-- DATA --
** Start **

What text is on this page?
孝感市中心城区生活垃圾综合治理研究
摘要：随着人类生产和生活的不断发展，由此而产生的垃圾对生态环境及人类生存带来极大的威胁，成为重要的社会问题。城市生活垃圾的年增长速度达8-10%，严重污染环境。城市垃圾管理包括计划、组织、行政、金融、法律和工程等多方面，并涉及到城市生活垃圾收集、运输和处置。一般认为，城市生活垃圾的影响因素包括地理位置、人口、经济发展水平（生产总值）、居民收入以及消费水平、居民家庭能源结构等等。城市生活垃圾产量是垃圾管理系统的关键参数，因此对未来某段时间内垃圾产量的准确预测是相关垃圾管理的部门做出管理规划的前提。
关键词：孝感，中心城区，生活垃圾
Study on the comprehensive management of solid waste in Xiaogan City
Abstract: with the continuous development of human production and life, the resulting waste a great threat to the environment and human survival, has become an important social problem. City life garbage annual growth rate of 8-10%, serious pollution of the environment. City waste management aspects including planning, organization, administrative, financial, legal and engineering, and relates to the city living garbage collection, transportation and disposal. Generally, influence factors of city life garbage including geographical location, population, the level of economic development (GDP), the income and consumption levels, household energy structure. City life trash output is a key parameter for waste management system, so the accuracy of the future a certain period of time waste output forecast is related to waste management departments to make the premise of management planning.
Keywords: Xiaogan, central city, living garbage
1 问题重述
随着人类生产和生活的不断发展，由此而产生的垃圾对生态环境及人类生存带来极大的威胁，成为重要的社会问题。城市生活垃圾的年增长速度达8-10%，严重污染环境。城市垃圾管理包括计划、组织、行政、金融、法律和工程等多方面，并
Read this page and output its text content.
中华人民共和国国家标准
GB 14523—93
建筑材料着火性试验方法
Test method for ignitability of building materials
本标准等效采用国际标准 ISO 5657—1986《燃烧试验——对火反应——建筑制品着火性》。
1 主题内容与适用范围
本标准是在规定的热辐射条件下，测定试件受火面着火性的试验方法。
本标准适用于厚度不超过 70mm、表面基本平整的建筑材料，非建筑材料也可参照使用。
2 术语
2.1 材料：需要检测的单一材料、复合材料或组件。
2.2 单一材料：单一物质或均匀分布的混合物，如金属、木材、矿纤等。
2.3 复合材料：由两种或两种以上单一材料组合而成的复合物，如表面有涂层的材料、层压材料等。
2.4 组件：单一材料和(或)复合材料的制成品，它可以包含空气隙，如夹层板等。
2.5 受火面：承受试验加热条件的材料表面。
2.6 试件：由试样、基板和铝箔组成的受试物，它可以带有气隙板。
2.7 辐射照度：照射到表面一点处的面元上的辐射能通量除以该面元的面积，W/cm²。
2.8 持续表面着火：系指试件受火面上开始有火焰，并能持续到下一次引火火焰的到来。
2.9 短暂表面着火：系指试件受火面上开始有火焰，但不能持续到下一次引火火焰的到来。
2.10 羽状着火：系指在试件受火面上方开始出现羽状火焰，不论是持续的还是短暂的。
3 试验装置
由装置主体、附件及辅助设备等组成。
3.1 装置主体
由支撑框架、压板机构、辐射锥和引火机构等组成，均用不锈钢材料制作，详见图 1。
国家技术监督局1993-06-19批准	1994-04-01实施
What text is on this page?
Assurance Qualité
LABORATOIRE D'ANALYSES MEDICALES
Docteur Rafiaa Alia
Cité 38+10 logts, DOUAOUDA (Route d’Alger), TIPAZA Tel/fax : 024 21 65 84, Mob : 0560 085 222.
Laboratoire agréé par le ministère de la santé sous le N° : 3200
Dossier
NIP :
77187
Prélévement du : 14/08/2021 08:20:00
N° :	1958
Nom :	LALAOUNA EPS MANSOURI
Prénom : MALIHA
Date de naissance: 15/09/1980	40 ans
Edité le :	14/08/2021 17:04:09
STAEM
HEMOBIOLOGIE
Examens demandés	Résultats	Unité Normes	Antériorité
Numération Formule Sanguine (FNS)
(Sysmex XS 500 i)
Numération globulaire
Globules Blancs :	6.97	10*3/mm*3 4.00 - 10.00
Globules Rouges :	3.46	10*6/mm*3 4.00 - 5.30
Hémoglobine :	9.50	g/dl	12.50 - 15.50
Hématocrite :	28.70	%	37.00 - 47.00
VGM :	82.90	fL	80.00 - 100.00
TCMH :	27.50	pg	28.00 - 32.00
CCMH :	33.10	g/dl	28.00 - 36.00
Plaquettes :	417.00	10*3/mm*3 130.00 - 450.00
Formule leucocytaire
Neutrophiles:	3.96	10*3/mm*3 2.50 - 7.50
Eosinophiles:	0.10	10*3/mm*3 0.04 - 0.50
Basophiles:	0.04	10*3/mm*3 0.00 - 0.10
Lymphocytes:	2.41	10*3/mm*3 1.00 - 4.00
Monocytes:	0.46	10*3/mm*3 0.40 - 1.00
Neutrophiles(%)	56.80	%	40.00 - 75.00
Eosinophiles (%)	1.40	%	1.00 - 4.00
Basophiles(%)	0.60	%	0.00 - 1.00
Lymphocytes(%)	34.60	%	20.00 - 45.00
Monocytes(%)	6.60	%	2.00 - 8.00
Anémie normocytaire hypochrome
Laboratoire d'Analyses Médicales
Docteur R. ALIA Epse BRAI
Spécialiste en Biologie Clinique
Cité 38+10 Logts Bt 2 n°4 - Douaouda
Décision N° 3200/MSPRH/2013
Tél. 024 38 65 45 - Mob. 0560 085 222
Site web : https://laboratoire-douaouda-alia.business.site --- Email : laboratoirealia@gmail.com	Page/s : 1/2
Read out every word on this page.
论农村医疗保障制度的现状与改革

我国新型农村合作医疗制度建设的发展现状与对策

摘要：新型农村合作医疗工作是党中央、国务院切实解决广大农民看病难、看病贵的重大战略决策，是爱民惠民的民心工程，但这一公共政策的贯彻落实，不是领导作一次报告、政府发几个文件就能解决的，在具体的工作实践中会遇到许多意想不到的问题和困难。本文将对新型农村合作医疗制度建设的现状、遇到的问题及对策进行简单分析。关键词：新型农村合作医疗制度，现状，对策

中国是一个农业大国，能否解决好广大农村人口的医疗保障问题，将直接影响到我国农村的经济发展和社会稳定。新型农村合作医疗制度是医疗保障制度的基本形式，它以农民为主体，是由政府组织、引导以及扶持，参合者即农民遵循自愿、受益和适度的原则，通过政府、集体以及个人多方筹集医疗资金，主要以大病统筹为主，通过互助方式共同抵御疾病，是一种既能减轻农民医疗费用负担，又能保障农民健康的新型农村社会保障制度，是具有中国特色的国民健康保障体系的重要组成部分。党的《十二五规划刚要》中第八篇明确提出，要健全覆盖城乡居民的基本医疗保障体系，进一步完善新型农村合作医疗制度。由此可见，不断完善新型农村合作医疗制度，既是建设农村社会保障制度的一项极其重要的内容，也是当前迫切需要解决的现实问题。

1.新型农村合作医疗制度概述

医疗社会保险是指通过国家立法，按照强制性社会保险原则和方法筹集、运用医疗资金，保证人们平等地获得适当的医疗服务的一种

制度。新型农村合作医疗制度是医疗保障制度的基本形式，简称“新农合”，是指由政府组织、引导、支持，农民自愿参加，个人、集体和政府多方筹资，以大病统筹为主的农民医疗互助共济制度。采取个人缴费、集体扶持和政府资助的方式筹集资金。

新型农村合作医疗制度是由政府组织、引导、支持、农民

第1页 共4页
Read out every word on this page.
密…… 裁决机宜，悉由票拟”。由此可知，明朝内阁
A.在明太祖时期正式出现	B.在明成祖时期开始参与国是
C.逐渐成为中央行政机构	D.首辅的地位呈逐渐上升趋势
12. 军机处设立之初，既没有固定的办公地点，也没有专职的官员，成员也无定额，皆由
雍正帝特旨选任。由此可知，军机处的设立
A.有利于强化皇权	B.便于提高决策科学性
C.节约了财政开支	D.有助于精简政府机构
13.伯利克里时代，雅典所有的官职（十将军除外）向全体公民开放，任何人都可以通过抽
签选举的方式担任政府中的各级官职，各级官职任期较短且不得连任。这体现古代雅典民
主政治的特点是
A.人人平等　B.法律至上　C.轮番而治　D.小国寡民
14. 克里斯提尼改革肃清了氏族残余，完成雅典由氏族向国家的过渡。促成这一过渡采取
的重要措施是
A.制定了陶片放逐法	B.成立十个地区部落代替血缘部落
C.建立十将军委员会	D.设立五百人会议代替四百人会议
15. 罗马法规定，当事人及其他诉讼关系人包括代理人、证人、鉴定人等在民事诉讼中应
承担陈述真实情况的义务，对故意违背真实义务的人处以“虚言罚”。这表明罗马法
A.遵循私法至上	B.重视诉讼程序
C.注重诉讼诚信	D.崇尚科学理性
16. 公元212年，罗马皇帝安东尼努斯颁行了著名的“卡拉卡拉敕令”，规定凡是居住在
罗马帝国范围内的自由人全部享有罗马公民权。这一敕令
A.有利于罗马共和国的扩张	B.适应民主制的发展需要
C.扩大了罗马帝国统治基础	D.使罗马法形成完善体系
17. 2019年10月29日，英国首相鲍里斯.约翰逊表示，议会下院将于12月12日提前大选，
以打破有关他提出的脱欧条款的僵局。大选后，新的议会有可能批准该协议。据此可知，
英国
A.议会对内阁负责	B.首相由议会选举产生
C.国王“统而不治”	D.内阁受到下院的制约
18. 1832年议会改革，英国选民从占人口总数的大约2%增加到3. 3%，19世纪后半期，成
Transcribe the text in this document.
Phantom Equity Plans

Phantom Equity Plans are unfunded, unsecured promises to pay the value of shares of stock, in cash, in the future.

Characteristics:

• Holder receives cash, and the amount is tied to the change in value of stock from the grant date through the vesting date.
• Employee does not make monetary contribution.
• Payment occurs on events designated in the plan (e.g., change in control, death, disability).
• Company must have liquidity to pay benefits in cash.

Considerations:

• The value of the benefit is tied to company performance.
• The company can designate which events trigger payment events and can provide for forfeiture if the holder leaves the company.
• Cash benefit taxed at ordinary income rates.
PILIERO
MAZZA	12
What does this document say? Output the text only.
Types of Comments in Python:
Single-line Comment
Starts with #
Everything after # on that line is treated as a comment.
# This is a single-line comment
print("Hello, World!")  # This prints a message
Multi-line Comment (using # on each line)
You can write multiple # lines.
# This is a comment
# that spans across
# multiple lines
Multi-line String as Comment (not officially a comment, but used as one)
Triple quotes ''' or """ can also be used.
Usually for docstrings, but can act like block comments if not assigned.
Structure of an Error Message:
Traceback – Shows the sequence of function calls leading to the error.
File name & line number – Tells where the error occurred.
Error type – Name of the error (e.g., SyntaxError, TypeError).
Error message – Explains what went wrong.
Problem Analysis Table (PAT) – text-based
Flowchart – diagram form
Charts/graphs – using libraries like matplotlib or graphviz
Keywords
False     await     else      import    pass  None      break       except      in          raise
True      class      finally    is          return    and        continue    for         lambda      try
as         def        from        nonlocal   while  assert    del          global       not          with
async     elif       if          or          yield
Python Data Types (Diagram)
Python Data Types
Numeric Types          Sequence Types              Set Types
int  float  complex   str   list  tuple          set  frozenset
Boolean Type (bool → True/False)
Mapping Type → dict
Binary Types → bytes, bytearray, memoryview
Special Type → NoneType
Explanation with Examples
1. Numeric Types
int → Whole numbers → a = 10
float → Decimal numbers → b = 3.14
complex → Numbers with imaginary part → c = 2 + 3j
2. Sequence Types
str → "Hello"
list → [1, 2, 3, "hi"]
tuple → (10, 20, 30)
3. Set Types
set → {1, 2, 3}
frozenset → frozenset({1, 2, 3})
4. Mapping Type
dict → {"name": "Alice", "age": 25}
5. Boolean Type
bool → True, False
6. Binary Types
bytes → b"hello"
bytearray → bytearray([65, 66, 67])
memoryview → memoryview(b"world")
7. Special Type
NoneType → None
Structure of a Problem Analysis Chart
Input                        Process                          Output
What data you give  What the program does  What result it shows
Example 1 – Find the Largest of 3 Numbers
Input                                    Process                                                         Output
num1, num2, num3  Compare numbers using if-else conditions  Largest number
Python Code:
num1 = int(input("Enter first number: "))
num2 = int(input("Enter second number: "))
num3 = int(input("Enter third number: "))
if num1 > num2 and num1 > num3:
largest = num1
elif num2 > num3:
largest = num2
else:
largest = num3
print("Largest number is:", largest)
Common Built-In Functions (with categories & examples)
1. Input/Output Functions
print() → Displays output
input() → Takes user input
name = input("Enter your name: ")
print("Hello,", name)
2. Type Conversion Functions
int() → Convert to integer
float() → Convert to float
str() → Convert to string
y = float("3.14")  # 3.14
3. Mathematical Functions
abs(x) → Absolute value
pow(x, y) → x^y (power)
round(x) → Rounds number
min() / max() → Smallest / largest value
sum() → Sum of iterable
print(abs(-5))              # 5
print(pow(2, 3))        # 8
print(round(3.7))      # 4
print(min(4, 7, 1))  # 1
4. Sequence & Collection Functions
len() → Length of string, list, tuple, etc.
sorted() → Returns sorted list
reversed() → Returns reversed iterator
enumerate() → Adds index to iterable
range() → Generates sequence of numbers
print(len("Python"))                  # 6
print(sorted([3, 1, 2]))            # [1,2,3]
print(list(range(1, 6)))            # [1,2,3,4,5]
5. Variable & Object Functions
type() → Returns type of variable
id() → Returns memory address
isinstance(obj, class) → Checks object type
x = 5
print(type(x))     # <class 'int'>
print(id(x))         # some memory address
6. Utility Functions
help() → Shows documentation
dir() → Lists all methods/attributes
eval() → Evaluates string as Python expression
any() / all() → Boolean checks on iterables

** End **

-- TASK TO CARRY OUT --
Copy each line of the entries that includes the word "change".

-- RIGHT ANSWER --
• Holder receives cash, and the amount is tied to the change in value of stock from the grant date through the vesting date.
• Payment occurs on events designated in the plan (e.g., change in control, death, disability).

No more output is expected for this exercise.